Data records
··········

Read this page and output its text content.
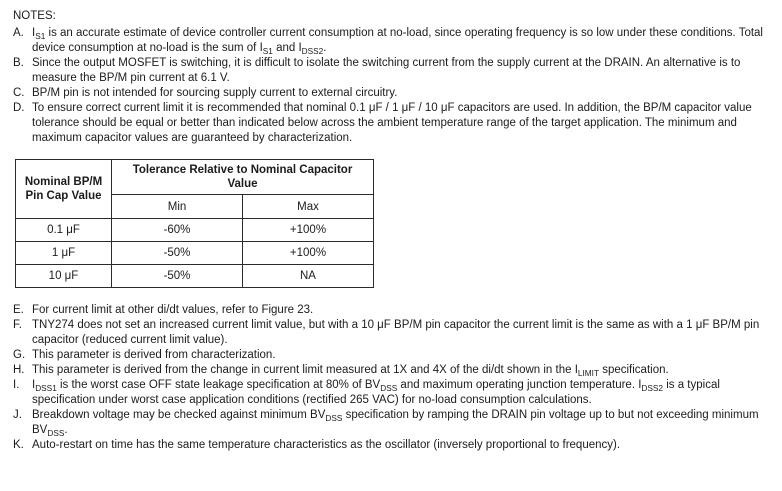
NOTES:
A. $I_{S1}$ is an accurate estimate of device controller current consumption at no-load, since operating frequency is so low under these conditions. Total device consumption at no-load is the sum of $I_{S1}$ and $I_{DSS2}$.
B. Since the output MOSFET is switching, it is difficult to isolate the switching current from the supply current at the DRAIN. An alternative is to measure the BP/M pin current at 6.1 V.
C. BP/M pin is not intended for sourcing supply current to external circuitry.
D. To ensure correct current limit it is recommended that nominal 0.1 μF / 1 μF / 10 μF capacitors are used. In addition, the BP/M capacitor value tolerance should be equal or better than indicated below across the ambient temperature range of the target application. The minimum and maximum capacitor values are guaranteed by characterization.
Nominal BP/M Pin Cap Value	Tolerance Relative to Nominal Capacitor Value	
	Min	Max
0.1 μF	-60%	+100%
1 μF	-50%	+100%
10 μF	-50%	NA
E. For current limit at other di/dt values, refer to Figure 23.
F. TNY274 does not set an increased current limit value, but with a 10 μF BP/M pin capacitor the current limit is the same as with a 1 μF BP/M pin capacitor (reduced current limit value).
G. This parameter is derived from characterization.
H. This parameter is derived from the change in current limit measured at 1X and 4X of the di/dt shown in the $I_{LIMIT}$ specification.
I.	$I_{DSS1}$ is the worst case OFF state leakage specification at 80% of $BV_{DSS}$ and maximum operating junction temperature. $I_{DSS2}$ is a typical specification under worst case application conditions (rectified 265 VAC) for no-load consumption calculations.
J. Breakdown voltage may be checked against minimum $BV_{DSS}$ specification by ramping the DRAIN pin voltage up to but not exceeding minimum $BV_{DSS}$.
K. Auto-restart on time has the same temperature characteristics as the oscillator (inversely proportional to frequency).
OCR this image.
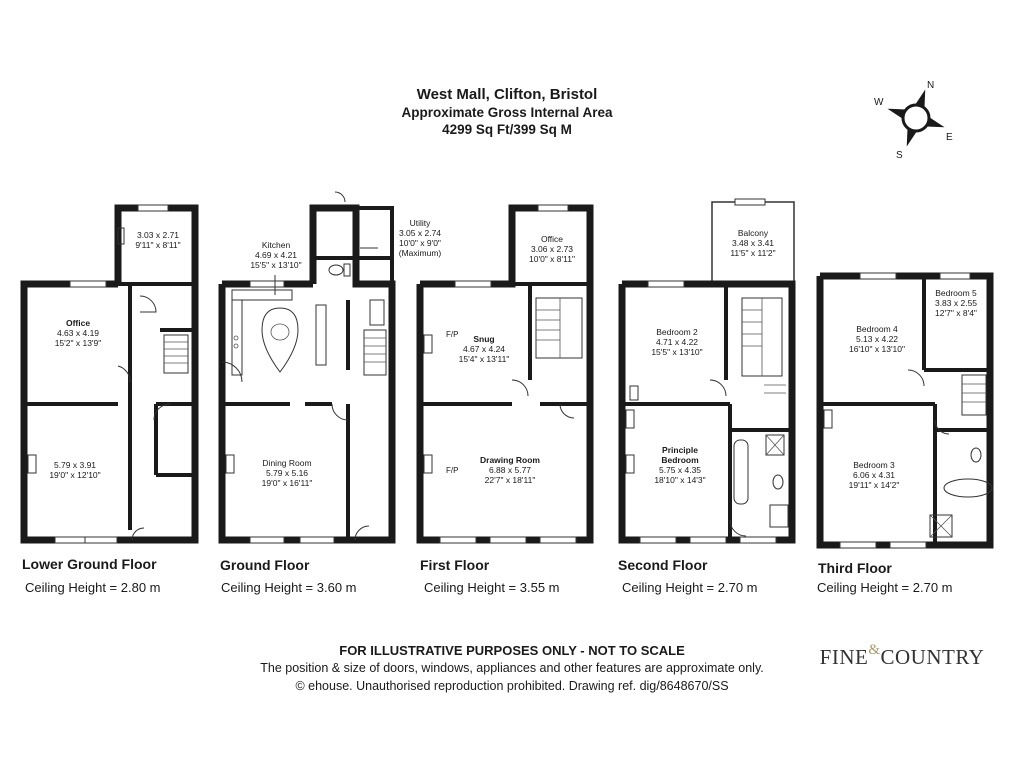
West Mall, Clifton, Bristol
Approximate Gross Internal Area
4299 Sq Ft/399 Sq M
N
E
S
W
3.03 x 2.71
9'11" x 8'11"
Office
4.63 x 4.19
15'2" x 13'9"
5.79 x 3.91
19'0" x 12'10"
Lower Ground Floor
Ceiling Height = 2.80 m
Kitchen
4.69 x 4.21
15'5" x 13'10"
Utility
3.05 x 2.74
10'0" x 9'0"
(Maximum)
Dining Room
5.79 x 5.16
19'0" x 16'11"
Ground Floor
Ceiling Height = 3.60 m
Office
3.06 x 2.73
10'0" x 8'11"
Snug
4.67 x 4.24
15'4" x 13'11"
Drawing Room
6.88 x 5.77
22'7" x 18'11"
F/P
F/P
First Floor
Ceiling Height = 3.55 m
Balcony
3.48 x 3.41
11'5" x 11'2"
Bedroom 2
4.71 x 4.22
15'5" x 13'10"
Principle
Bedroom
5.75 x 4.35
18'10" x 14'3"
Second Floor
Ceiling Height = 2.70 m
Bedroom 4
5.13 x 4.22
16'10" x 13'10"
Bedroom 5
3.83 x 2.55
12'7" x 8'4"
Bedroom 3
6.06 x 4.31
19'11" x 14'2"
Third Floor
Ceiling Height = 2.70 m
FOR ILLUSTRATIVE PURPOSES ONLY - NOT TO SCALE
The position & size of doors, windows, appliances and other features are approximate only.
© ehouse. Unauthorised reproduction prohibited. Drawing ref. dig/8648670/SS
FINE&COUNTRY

··········

TASK PROMPT:
Give only the number of lines in the entries above that hold the string "Ceiling".

FULL OUTPUT:
5